>>>

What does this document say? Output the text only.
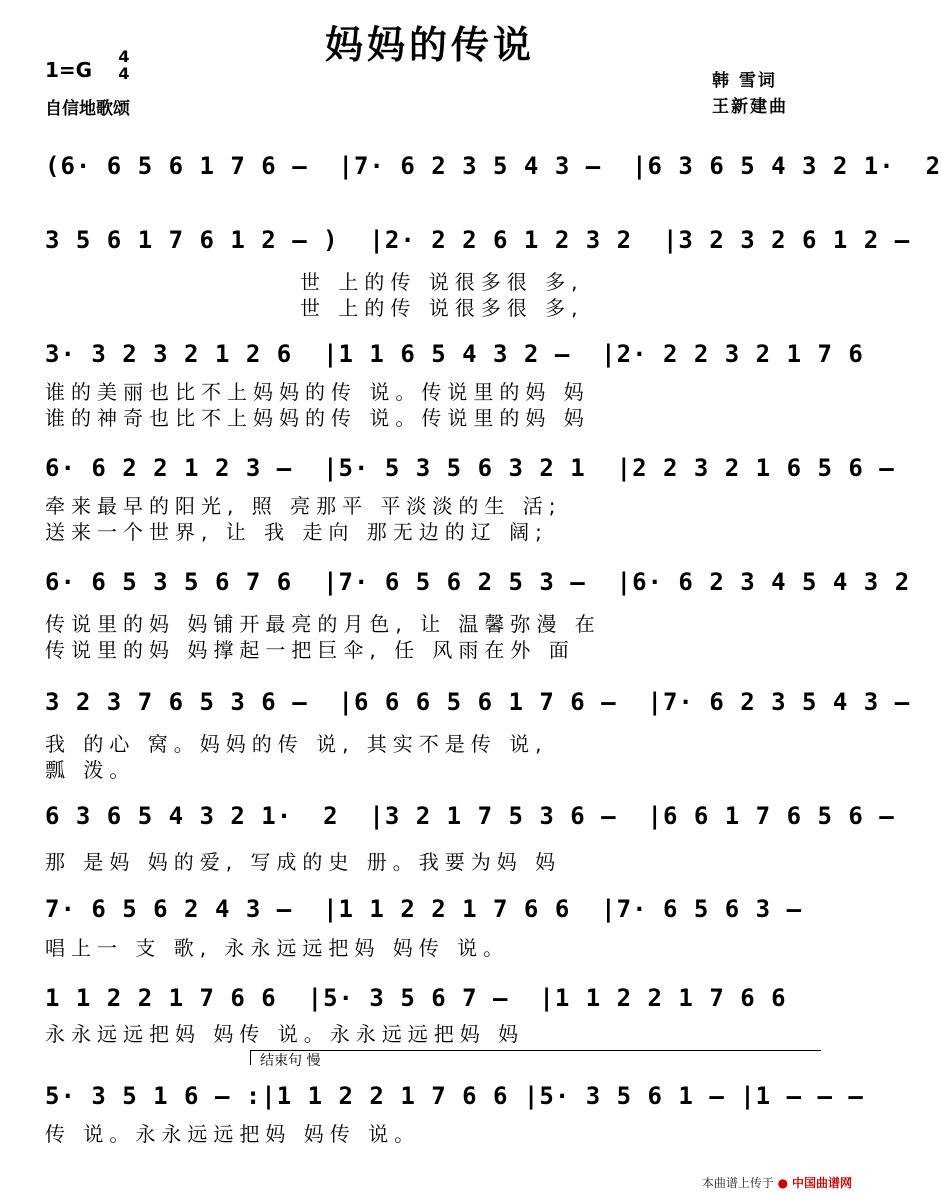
妈妈的传说
1=G
4
4
自信地歌颂
韩 雪词
王新建曲
(6· 6 5 6 1 7 6 –  |7· 6 2 3 5 4 3 –  |6 3 6 5 4 3 2 1·  2
3 5 6 1 7 6 1 2 – )  |2· 2 2 6 1 2 3 2  |3 2 3 2 6 1 2 –
世 上的传 说很多很 多,
世 上的传 说很多很 多,
3· 3 2 3 2 1 2 6  |1 1 6 5 4 3 2 –  |2· 2 2 3 2 1 7 6
谁的美丽也比不上妈妈的传 说。传说里的妈 妈
谁的神奇也比不上妈妈的传 说。传说里的妈 妈
6· 6 2 2 1 2 3 –  |5· 5 3 5 6 3 2 1  |2 2 3 2 1 6 5 6 –
牵来最早的阳光, 照 亮那平 平淡淡的生 活;
送来一个世界, 让 我 走向 那无边的辽 阔;
6· 6 5 3 5 6 7 6  |7· 6 5 6 2 5 3 –  |6· 6 2 3 4 5 4 3 2
传说里的妈 妈铺开最亮的月色, 让 温馨弥漫 在
传说里的妈 妈撑起一把巨伞, 任 风雨在外 面
3 2 3 7 6 5 3 6 –  |6 6 6 5 6 1 7 6 –  |7· 6 2 3 5 4 3 –
我 的心 窝。妈妈的传 说, 其实不是传 说,
瓢 泼。
6 3 6 5 4 3 2 1·  2  |3 2 1 7 5 3 6 –  |6 6 1 7 6 5 6 –
那 是妈 妈的爱, 写成的史 册。我要为妈 妈
7· 6 5 6 2 4 3 –  |1 1 2 2 1 7 6 6  |7· 6 5 6 3 –
唱上一 支 歌, 永永远远把妈 妈传 说。
1 1 2 2 1 7 6 6  |5· 3 5 6 7 –  |1 1 2 2 1 7 6 6
永永远远把妈 妈传 说。永永远远把妈 妈
结束句 慢
5· 3 5 1 6 – :|1 1 2 2 1 7 6 6 |5· 3 5 6 1 – |1 – – –
传 说。永永远远把妈 妈传 说。
本曲谱上传于 ● 中国曲谱网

<<<

(WHAT IS BEING ASKED): Copy the listing word for word, excluding its pictures.

(OUTPUT OF THE TASK):
What does this document say? Output the text only.
妈妈的传说
1=G
4
4
自信地歌颂
韩 雪词
王新建曲
(6· 6 5 6 1 7 6 –  |7· 6 2 3 5 4 3 –  |6 3 6 5 4 3 2 1·  2
3 5 6 1 7 6 1 2 – )  |2· 2 2 6 1 2 3 2  |3 2 3 2 6 1 2 –
世 上的传 说很多很 多,
世 上的传 说很多很 多,
3· 3 2 3 2 1 2 6  |1 1 6 5 4 3 2 –  |2· 2 2 3 2 1 7 6
谁的美丽也比不上妈妈的传 说。传说里的妈 妈
谁的神奇也比不上妈妈的传 说。传说里的妈 妈
6· 6 2 2 1 2 3 –  |5· 5 3 5 6 3 2 1  |2 2 3 2 1 6 5 6 –
牵来最早的阳光, 照 亮那平 平淡淡的生 活;
送来一个世界, 让 我 走向 那无边的辽 阔;
6· 6 5 3 5 6 7 6  |7· 6 5 6 2 5 3 –  |6· 6 2 3 4 5 4 3 2
传说里的妈 妈铺开最亮的月色, 让 温馨弥漫 在
传说里的妈 妈撑起一把巨伞, 任 风雨在外 面
3 2 3 7 6 5 3 6 –  |6 6 6 5 6 1 7 6 –  |7· 6 2 3 5 4 3 –
我 的心 窝。妈妈的传 说, 其实不是传 说,
瓢 泼。
6 3 6 5 4 3 2 1·  2  |3 2 1 7 5 3 6 –  |6 6 1 7 6 5 6 –
那 是妈 妈的爱, 写成的史 册。我要为妈 妈
7· 6 5 6 2 4 3 –  |1 1 2 2 1 7 6 6  |7· 6 5 6 3 –
唱上一 支 歌, 永永远远把妈 妈传 说。
1 1 2 2 1 7 6 6  |5· 3 5 6 7 –  |1 1 2 2 1 7 6 6
永永远远把妈 妈传 说。永永远远把妈 妈
结束句 慢
5· 3 5 1 6 – :|1 1 2 2 1 7 6 6 |5· 3 5 6 1 – |1 – – –
传 说。永永远远把妈 妈传 说。
本曲谱上传于 ● 中国曲谱网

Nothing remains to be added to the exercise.